EXERCISE DETAILS
Records follow. Select each line holding "Кузнецова".

(Lines of data)

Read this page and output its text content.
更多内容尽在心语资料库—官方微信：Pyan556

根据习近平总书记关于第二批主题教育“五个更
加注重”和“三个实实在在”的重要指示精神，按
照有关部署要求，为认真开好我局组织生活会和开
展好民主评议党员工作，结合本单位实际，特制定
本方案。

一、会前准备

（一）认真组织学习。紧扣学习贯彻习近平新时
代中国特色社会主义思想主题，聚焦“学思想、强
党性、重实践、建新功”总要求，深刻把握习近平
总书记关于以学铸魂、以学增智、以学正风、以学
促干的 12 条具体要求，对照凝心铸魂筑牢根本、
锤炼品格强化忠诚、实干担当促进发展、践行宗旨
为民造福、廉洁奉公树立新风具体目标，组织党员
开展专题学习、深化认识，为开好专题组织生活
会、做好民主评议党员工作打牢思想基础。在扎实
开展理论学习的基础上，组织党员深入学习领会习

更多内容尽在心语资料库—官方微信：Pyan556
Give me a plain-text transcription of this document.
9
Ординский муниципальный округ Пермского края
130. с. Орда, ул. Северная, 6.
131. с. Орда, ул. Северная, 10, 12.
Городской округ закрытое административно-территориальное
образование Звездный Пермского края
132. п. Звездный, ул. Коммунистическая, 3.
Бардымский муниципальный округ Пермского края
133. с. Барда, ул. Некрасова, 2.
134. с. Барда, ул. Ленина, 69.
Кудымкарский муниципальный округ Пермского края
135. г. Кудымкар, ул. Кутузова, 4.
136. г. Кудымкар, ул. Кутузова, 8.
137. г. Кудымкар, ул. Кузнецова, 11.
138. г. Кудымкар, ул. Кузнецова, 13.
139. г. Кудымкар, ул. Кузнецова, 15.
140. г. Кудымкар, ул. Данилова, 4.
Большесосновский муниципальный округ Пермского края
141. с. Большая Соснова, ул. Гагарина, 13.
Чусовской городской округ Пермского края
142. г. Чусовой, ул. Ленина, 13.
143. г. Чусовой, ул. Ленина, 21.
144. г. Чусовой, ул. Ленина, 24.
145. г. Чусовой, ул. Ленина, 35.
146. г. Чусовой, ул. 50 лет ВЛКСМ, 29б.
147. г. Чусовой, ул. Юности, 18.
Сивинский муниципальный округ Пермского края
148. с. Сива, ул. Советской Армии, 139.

ANSWER TO THIS PROBLEM
137. г. Кудымкар, ул. Кузнецова, 11.
138. г. Кудымкар, ул. Кузнецова, 13.
139. г. Кудымкар, ул. Кузнецова, 15.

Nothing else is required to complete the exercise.